# Records for processing start
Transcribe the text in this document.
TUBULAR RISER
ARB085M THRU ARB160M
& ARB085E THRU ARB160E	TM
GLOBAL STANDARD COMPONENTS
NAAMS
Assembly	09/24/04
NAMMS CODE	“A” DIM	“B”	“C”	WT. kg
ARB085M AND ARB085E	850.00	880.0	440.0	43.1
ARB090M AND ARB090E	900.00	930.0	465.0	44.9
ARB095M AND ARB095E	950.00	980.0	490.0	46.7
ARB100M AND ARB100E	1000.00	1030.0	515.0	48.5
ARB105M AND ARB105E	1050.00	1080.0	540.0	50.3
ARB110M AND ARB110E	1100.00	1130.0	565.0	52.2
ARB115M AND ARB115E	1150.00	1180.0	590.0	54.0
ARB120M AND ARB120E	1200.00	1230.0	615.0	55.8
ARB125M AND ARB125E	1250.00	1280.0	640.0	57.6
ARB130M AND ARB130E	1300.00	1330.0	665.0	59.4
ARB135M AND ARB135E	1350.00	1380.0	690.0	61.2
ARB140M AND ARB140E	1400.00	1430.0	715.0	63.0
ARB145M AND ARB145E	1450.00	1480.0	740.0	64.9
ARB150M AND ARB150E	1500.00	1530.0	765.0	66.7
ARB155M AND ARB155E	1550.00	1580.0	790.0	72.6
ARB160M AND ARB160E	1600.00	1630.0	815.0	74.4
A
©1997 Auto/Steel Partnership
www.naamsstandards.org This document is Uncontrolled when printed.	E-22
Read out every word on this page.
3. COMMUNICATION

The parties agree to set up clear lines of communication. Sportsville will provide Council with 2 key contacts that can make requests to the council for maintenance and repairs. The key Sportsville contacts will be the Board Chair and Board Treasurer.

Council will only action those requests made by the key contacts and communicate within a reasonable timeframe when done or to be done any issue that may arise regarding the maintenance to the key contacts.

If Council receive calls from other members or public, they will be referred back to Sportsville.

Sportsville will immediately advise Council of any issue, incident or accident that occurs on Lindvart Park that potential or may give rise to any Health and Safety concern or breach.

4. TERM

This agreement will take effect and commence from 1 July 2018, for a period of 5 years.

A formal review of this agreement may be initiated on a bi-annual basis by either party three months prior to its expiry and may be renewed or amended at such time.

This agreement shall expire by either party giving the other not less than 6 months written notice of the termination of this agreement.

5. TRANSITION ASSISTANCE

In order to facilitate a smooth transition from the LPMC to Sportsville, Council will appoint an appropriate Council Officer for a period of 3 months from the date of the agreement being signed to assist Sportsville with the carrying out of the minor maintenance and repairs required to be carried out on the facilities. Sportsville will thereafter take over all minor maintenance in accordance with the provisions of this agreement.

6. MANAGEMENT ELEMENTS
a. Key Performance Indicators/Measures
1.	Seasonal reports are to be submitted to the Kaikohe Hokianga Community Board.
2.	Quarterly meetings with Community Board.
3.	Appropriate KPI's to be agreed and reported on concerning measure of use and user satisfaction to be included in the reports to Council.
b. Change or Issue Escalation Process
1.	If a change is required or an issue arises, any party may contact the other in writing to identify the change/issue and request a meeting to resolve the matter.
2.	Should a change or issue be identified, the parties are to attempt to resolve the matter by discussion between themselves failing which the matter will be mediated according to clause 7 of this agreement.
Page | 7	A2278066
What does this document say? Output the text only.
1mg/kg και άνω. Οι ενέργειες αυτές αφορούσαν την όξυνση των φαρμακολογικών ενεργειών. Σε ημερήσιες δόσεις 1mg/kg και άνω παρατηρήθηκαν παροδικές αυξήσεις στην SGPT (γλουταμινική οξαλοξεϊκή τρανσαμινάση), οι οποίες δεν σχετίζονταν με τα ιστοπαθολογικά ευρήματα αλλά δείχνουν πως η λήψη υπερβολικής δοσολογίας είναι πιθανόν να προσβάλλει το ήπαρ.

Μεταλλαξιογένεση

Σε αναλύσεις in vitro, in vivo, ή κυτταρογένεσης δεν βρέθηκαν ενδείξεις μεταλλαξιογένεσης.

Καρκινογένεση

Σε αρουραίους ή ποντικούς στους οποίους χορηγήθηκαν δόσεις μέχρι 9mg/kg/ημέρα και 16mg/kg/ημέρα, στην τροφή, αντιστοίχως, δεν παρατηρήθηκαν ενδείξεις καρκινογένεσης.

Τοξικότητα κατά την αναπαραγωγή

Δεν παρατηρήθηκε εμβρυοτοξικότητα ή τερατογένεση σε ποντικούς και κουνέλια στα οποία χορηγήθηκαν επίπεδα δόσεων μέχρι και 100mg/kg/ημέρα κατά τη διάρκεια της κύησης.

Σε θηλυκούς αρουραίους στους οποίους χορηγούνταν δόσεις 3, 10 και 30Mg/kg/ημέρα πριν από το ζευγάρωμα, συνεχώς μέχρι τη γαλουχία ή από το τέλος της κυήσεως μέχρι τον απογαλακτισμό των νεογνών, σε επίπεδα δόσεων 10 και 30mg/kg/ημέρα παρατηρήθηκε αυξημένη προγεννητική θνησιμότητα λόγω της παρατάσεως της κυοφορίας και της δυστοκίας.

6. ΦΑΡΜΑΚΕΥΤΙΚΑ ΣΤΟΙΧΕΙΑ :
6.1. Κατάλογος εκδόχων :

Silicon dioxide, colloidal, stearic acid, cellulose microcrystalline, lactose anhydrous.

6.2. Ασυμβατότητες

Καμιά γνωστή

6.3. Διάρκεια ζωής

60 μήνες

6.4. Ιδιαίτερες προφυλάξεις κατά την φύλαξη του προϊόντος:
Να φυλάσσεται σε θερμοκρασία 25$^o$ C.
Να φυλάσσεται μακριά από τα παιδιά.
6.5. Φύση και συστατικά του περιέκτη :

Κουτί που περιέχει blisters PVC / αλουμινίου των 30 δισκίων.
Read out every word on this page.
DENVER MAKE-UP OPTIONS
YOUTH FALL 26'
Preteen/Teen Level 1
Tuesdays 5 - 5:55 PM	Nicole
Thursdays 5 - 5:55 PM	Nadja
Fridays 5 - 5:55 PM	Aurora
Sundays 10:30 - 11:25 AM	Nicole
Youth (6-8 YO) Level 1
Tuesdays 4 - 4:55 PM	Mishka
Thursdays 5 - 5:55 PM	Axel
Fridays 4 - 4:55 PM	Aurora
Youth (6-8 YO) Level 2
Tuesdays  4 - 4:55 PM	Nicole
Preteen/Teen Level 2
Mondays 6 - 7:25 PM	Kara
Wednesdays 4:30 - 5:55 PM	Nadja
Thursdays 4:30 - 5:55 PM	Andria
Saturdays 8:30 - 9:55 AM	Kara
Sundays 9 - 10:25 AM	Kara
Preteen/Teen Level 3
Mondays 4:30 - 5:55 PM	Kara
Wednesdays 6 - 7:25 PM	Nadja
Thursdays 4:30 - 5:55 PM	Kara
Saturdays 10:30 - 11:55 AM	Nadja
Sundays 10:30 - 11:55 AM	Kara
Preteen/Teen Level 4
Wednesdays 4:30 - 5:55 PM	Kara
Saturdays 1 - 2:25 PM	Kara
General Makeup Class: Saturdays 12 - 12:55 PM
# Records for processing end
▸ **Required work**:
Transcribe every record above exactly as it appears.

▸ **Result of the task**:
Transcribe the text in this document.
TUBULAR RISER
ARB085M THRU ARB160M
& ARB085E THRU ARB160E	TM
GLOBAL STANDARD COMPONENTS
NAAMS
Assembly	09/24/04
NAMMS CODE	“A” DIM	“B”	“C”	WT. kg
ARB085M AND ARB085E	850.00	880.0	440.0	43.1
ARB090M AND ARB090E	900.00	930.0	465.0	44.9
ARB095M AND ARB095E	950.00	980.0	490.0	46.7
ARB100M AND ARB100E	1000.00	1030.0	515.0	48.5
ARB105M AND ARB105E	1050.00	1080.0	540.0	50.3
ARB110M AND ARB110E	1100.00	1130.0	565.0	52.2
ARB115M AND ARB115E	1150.00	1180.0	590.0	54.0
ARB120M AND ARB120E	1200.00	1230.0	615.0	55.8
ARB125M AND ARB125E	1250.00	1280.0	640.0	57.6
ARB130M AND ARB130E	1300.00	1330.0	665.0	59.4
ARB135M AND ARB135E	1350.00	1380.0	690.0	61.2
ARB140M AND ARB140E	1400.00	1430.0	715.0	63.0
ARB145M AND ARB145E	1450.00	1480.0	740.0	64.9
ARB150M AND ARB150E	1500.00	1530.0	765.0	66.7
ARB155M AND ARB155E	1550.00	1580.0	790.0	72.6
ARB160M AND ARB160E	1600.00	1630.0	815.0	74.4
A
©1997 Auto/Steel Partnership
www.naamsstandards.org This document is Uncontrolled when printed.	E-22
Read out every word on this page.
3. COMMUNICATION

The parties agree to set up clear lines of communication. Sportsville will provide Council with 2 key contacts that can make requests to the council for maintenance and repairs. The key Sportsville contacts will be the Board Chair and Board Treasurer.

Council will only action those requests made by the key contacts and communicate within a reasonable timeframe when done or to be done any issue that may arise regarding the maintenance to the key contacts.

If Council receive calls from other members or public, they will be referred back to Sportsville.

Sportsville will immediately advise Council of any issue, incident or accident that occurs on Lindvart Park that potential or may give rise to any Health and Safety concern or breach.

4. TERM

This agreement will take effect and commence from 1 July 2018, for a period of 5 years.

A formal review of this agreement may be initiated on a bi-annual basis by either party three months prior to its expiry and may be renewed or amended at such time.

This agreement shall expire by either party giving the other not less than 6 months written notice of the termination of this agreement.

5. TRANSITION ASSISTANCE

In order to facilitate a smooth transition from the LPMC to Sportsville, Council will appoint an appropriate Council Officer for a period of 3 months from the date of the agreement being signed to assist Sportsville with the carrying out of the minor maintenance and repairs required to be carried out on the facilities. Sportsville will thereafter take over all minor maintenance in accordance with the provisions of this agreement.

6. MANAGEMENT ELEMENTS
a. Key Performance Indicators/Measures
1.	Seasonal reports are to be submitted to the Kaikohe Hokianga Community Board.
2.	Quarterly meetings with Community Board.
3.	Appropriate KPI's to be agreed and reported on concerning measure of use and user satisfaction to be included in the reports to Council.
b. Change or Issue Escalation Process
1.	If a change is required or an issue arises, any party may contact the other in writing to identify the change/issue and request a meeting to resolve the matter.
2.	Should a change or issue be identified, the parties are to attempt to resolve the matter by discussion between themselves failing which the matter will be mediated according to clause 7 of this agreement.
Page | 7	A2278066
What does this document say? Output the text only.
1mg/kg και άνω. Οι ενέργειες αυτές αφορούσαν την όξυνση των φαρμακολογικών ενεργειών. Σε ημερήσιες δόσεις 1mg/kg και άνω παρατηρήθηκαν παροδικές αυξήσεις στην SGPT (γλουταμινική οξαλοξεϊκή τρανσαμινάση), οι οποίες δεν σχετίζονταν με τα ιστοπαθολογικά ευρήματα αλλά δείχνουν πως η λήψη υπερβολικής δοσολογίας είναι πιθανόν να προσβάλλει το ήπαρ.

Μεταλλαξιογένεση

Σε αναλύσεις in vitro, in vivo, ή κυτταρογένεσης δεν βρέθηκαν ενδείξεις μεταλλαξιογένεσης.

Καρκινογένεση

Σε αρουραίους ή ποντικούς στους οποίους χορηγήθηκαν δόσεις μέχρι 9mg/kg/ημέρα και 16mg/kg/ημέρα, στην τροφή, αντιστοίχως, δεν παρατηρήθηκαν ενδείξεις καρκινογένεσης.

Τοξικότητα κατά την αναπαραγωγή

Δεν παρατηρήθηκε εμβρυοτοξικότητα ή τερατογένεση σε ποντικούς και κουνέλια στα οποία χορηγήθηκαν επίπεδα δόσεων μέχρι και 100mg/kg/ημέρα κατά τη διάρκεια της κύησης.

Σε θηλυκούς αρουραίους στους οποίους χορηγούνταν δόσεις 3, 10 και 30Mg/kg/ημέρα πριν από το ζευγάρωμα, συνεχώς μέχρι τη γαλουχία ή από το τέλος της κυήσεως μέχρι τον απογαλακτισμό των νεογνών, σε επίπεδα δόσεων 10 και 30mg/kg/ημέρα παρατηρήθηκε αυξημένη προγεννητική θνησιμότητα λόγω της παρατάσεως της κυοφορίας και της δυστοκίας.

6. ΦΑΡΜΑΚΕΥΤΙΚΑ ΣΤΟΙΧΕΙΑ :
6.1. Κατάλογος εκδόχων :

Silicon dioxide, colloidal, stearic acid, cellulose microcrystalline, lactose anhydrous.

6.2. Ασυμβατότητες

Καμιά γνωστή

6.3. Διάρκεια ζωής

60 μήνες

6.4. Ιδιαίτερες προφυλάξεις κατά την φύλαξη του προϊόντος:
Να φυλάσσεται σε θερμοκρασία 25$^o$ C.
Να φυλάσσεται μακριά από τα παιδιά.
6.5. Φύση και συστατικά του περιέκτη :

Κουτί που περιέχει blisters PVC / αλουμινίου των 30 δισκίων.
Read out every word on this page.
DENVER MAKE-UP OPTIONS
YOUTH FALL 26'
Preteen/Teen Level 1
Tuesdays 5 - 5:55 PM	Nicole
Thursdays 5 - 5:55 PM	Nadja
Fridays 5 - 5:55 PM	Aurora
Sundays 10:30 - 11:25 AM	Nicole
Youth (6-8 YO) Level 1
Tuesdays 4 - 4:55 PM	Mishka
Thursdays 5 - 5:55 PM	Axel
Fridays 4 - 4:55 PM	Aurora
Youth (6-8 YO) Level 2
Tuesdays  4 - 4:55 PM	Nicole
Preteen/Teen Level 2
Mondays 6 - 7:25 PM	Kara
Wednesdays 4:30 - 5:55 PM	Nadja
Thursdays 4:30 - 5:55 PM	Andria
Saturdays 8:30 - 9:55 AM	Kara
Sundays 9 - 10:25 AM	Kara
Preteen/Teen Level 3
Mondays 4:30 - 5:55 PM	Kara
Wednesdays 6 - 7:25 PM	Nadja
Thursdays 4:30 - 5:55 PM	Kara
Saturdays 10:30 - 11:55 AM	Nadja
Sundays 10:30 - 11:55 AM	Kara
Preteen/Teen Level 4
Wednesdays 4:30 - 5:55 PM	Kara
Saturdays 1 - 2:25 PM	Kara
General Makeup Class: Saturdays 12 - 12:55 PM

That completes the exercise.